# Work instructions
Among the lines below, how many carry the string "Spread"? Reply with a number and nothing else.
- - -
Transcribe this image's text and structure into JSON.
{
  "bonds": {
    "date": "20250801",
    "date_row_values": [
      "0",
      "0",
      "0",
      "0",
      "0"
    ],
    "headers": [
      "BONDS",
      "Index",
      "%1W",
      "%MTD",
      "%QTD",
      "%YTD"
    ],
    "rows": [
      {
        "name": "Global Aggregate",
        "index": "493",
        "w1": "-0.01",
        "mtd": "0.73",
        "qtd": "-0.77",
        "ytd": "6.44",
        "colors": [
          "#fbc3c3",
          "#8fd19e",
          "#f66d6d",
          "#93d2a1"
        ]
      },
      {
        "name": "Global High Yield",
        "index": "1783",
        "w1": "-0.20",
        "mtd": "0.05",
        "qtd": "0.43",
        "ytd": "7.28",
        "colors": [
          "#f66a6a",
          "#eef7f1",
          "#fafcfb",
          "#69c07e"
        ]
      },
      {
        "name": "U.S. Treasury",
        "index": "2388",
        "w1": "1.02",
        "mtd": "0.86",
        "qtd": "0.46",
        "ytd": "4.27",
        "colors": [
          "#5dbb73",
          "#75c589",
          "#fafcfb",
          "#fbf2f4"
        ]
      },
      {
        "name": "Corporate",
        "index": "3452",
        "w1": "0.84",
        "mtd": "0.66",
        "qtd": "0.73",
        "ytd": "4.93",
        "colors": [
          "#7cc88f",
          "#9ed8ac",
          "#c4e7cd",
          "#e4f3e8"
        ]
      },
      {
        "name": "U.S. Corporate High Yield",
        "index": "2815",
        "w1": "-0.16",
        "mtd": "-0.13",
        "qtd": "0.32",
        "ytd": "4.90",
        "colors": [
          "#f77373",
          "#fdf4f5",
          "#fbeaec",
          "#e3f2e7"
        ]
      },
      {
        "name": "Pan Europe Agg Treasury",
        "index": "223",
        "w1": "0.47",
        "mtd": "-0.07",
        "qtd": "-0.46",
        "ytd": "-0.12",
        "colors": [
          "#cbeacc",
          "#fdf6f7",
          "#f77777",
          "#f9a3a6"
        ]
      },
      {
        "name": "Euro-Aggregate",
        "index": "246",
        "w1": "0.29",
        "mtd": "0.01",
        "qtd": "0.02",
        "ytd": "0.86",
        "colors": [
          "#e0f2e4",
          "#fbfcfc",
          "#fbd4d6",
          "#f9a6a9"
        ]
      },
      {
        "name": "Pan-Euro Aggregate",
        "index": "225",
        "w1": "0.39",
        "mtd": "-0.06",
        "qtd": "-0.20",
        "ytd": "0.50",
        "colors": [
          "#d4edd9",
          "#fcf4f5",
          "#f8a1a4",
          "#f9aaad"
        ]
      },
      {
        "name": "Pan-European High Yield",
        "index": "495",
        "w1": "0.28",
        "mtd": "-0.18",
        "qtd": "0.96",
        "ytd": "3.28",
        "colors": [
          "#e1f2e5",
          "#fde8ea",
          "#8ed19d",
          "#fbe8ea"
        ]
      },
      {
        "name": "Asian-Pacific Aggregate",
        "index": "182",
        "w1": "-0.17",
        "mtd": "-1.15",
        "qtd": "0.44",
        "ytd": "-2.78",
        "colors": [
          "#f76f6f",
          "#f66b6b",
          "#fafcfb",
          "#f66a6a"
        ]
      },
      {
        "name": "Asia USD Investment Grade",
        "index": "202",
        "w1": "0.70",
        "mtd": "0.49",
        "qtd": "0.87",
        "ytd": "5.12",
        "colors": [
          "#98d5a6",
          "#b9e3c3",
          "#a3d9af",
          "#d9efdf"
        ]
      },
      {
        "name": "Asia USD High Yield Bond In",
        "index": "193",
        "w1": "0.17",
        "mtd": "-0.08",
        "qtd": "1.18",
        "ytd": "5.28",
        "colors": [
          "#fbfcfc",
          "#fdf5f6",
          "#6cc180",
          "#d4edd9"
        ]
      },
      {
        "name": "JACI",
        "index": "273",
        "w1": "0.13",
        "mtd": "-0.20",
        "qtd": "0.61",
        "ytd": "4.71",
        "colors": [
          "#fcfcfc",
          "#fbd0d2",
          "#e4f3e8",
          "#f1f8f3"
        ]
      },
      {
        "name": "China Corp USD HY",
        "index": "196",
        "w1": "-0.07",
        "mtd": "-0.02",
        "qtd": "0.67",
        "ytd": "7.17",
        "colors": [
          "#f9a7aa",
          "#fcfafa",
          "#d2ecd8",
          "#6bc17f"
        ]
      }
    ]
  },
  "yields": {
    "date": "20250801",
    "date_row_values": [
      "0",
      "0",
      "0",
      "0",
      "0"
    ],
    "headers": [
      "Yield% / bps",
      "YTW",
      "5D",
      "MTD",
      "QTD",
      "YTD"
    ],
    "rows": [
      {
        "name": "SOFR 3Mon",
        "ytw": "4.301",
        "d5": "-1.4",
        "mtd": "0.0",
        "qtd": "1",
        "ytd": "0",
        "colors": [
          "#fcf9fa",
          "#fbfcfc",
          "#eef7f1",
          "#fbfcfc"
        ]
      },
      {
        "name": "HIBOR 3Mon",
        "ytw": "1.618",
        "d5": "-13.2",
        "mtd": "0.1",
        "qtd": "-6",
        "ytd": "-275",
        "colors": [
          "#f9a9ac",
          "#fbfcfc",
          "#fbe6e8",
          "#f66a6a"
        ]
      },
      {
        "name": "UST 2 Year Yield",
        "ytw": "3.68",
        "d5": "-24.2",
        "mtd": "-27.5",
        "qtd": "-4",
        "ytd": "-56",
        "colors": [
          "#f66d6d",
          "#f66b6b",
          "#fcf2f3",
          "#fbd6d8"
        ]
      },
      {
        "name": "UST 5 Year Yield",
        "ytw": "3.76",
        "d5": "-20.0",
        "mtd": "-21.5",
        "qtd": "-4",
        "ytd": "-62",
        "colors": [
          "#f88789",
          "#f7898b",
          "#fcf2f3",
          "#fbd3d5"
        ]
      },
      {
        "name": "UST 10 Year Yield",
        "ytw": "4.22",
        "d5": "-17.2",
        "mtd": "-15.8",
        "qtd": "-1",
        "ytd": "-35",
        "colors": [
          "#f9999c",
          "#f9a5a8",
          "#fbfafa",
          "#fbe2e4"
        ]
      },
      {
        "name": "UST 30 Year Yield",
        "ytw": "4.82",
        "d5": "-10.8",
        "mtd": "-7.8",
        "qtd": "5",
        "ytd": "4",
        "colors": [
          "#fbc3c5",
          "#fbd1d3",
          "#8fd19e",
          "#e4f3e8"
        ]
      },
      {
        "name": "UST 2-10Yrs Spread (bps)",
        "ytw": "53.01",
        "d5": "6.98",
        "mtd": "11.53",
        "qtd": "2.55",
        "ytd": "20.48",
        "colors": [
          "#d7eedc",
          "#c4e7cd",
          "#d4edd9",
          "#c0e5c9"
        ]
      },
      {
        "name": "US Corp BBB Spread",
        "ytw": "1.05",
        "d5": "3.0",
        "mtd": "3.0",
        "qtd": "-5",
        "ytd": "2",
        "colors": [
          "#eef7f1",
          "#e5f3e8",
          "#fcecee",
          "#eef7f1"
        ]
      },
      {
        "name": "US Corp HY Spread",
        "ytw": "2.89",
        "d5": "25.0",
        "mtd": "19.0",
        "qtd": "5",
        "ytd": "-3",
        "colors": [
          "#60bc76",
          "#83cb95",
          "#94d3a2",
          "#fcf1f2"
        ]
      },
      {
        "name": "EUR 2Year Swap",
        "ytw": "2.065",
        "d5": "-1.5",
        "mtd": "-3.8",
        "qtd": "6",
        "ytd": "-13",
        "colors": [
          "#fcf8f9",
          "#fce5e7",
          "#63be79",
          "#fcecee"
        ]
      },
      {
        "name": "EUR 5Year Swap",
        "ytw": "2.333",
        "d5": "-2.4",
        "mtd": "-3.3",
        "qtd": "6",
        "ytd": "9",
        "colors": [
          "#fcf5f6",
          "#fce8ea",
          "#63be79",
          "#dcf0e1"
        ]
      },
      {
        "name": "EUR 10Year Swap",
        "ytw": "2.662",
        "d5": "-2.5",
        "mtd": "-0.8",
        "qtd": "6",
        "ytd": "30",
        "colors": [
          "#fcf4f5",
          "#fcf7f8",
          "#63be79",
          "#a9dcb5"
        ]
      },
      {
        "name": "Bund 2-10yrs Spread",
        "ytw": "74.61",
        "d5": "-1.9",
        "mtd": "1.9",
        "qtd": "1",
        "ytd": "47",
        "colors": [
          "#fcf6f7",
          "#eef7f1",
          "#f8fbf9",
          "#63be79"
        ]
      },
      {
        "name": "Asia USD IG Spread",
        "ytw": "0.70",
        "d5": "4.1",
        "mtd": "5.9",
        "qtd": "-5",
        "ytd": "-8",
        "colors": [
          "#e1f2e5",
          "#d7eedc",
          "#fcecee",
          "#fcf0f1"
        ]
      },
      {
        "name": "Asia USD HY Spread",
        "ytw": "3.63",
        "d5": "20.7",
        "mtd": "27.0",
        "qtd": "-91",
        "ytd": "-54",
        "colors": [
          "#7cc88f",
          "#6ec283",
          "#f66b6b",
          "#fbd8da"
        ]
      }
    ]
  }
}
- - -
# Result for this task
6